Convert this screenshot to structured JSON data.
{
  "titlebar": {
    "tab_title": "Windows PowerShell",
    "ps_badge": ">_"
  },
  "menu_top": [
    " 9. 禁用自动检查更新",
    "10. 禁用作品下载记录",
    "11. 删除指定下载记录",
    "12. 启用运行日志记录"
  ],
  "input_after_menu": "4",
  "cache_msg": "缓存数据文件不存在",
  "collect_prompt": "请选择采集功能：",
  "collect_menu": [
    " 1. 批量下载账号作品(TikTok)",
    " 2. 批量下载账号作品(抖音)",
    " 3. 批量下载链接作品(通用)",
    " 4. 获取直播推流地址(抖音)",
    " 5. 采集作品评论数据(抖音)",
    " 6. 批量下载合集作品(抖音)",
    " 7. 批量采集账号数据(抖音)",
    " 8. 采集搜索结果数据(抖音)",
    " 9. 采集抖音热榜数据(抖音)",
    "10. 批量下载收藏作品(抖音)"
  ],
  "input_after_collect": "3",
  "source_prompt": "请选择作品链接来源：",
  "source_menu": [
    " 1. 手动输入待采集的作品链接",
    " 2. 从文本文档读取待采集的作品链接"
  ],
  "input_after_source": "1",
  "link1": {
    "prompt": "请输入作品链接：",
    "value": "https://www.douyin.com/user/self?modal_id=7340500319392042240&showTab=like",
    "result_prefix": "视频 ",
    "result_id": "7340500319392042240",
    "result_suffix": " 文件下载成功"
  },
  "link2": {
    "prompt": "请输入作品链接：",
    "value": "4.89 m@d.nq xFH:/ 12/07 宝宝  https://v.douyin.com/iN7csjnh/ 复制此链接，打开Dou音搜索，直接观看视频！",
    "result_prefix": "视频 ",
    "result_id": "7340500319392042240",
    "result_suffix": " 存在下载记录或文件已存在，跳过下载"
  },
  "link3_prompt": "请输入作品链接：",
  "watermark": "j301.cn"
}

| Challenge |
What is the number of lines in the data that hold the word "douyin"? Reply with that number and nothing else.

| Reply to the task |
2